The entries below contain pictures. Retype everything except those pictures, exactly as given.
--- START OF Information given ---
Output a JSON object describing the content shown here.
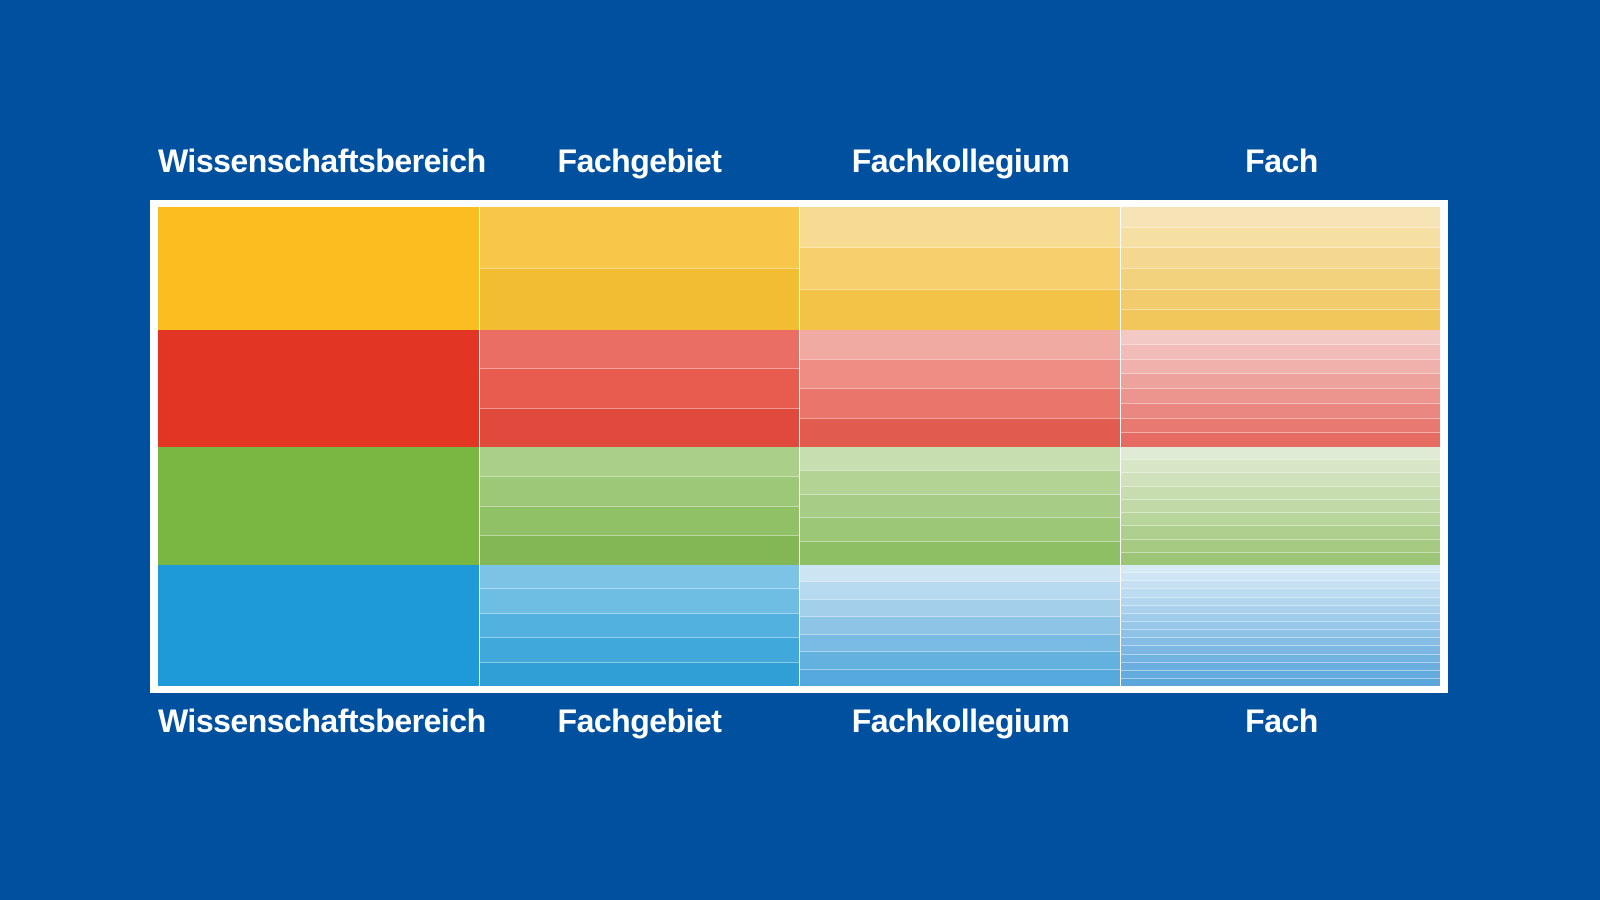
{
  "column_labels": [
    "Wissenschaftsbereich",
    "Fachgebiet",
    "Fachkollegium",
    "Fach"
  ],
  "colors": {
    "background": "#0050a0",
    "frame": "#ffffff"
  },
  "areas": [
    {
      "key": "yellow",
      "color": "#fbbd1f",
      "columns": [
        [
          "#fbbd1f"
        ],
        [
          "#f8c74a",
          "#f2bc33"
        ],
        [
          "#f8db92",
          "#f8cf6d",
          "#f2c347"
        ],
        [
          "#f6e3b6",
          "#f6dfa3",
          "#f5d890",
          "#f3d27e",
          "#f2cc6c",
          "#f1c75c"
        ]
      ]
    },
    {
      "key": "red",
      "color": "#e23523",
      "columns": [
        [
          "#e23523"
        ],
        [
          "#ea6e64",
          "#e75c4f",
          "#e04a3c"
        ],
        [
          "#f0aaa2",
          "#ee8d83",
          "#ea766b",
          "#e25b4f"
        ],
        [
          "#f3c9c6",
          "#f2bdb9",
          "#f0b0ab",
          "#eea29c",
          "#ec958e",
          "#ea8780",
          "#e87971",
          "#e66b62"
        ]
      ]
    },
    {
      "key": "green",
      "color": "#7ab642",
      "columns": [
        [
          "#7ab642"
        ],
        [
          "#a9cf88",
          "#9dc878",
          "#91c166",
          "#83b654"
        ],
        [
          "#c6deb0",
          "#b3d395",
          "#a7cc85",
          "#9cc776",
          "#8fbf65"
        ],
        [
          "#dfebd4",
          "#d6e6c6",
          "#cfe2bb",
          "#c7ddb0",
          "#c0d9a6",
          "#b8d59b",
          "#afcf8e",
          "#a6ca82",
          "#9cc576"
        ]
      ]
    },
    {
      "key": "blue",
      "color": "#1e9ad8",
      "columns": [
        [
          "#1e9ad8"
        ],
        [
          "#7cc3e6",
          "#6ebde3",
          "#53b1df",
          "#41a8db",
          "#2f9fd6"
        ],
        [
          "#cde4f3",
          "#b8daf0",
          "#a3cfeb",
          "#8ec5e7",
          "#79bbe3",
          "#64b0de",
          "#55a9dc"
        ],
        [
          "#d6eaf6",
          "#cde5f4",
          "#c4e0f2",
          "#bbdbf0",
          "#b2d6ee",
          "#a9d1ec",
          "#a0cceb",
          "#97c7e9",
          "#8ec2e7",
          "#85bde5",
          "#7cb8e3",
          "#73b3e1",
          "#6baedf",
          "#63aadd",
          "#5ba6db"
        ]
      ]
    }
  ]
}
--- END OF Information given ---
> _Answer to the task_
Output a JSON object describing the content shown here.
{
  "column_labels": [
    "Wissenschaftsbereich",
    "Fachgebiet",
    "Fachkollegium",
    "Fach"
  ],
  "colors": {
    "background": "#0050a0",
    "frame": "#ffffff"
  },
  "areas": [
    {
      "key": "yellow",
      "color": "#fbbd1f",
      "columns": [
        [
          "#fbbd1f"
        ],
        [
          "#f8c74a",
          "#f2bc33"
        ],
        [
          "#f8db92",
          "#f8cf6d",
          "#f2c347"
        ],
        [
          "#f6e3b6",
          "#f6dfa3",
          "#f5d890",
          "#f3d27e",
          "#f2cc6c",
          "#f1c75c"
        ]
      ]
    },
    {
      "key": "red",
      "color": "#e23523",
      "columns": [
        [
          "#e23523"
        ],
        [
          "#ea6e64",
          "#e75c4f",
          "#e04a3c"
        ],
        [
          "#f0aaa2",
          "#ee8d83",
          "#ea766b",
          "#e25b4f"
        ],
        [
          "#f3c9c6",
          "#f2bdb9",
          "#f0b0ab",
          "#eea29c",
          "#ec958e",
          "#ea8780",
          "#e87971",
          "#e66b62"
        ]
      ]
    },
    {
      "key": "green",
      "color": "#7ab642",
      "columns": [
        [
          "#7ab642"
        ],
        [
          "#a9cf88",
          "#9dc878",
          "#91c166",
          "#83b654"
        ],
        [
          "#c6deb0",
          "#b3d395",
          "#a7cc85",
          "#9cc776",
          "#8fbf65"
        ],
        [
          "#dfebd4",
          "#d6e6c6",
          "#cfe2bb",
          "#c7ddb0",
          "#c0d9a6",
          "#b8d59b",
          "#afcf8e",
          "#a6ca82",
          "#9cc576"
        ]
      ]
    },
    {
      "key": "blue",
      "color": "#1e9ad8",
      "columns": [
        [
          "#1e9ad8"
        ],
        [
          "#7cc3e6",
          "#6ebde3",
          "#53b1df",
          "#41a8db",
          "#2f9fd6"
        ],
        [
          "#cde4f3",
          "#b8daf0",
          "#a3cfeb",
          "#8ec5e7",
          "#79bbe3",
          "#64b0de",
          "#55a9dc"
        ],
        [
          "#d6eaf6",
          "#cde5f4",
          "#c4e0f2",
          "#bbdbf0",
          "#b2d6ee",
          "#a9d1ec",
          "#a0cceb",
          "#97c7e9",
          "#8ec2e7",
          "#85bde5",
          "#7cb8e3",
          "#73b3e1",
          "#6baedf",
          "#63aadd",
          "#5ba6db"
        ]
      ]
    }
  ]
}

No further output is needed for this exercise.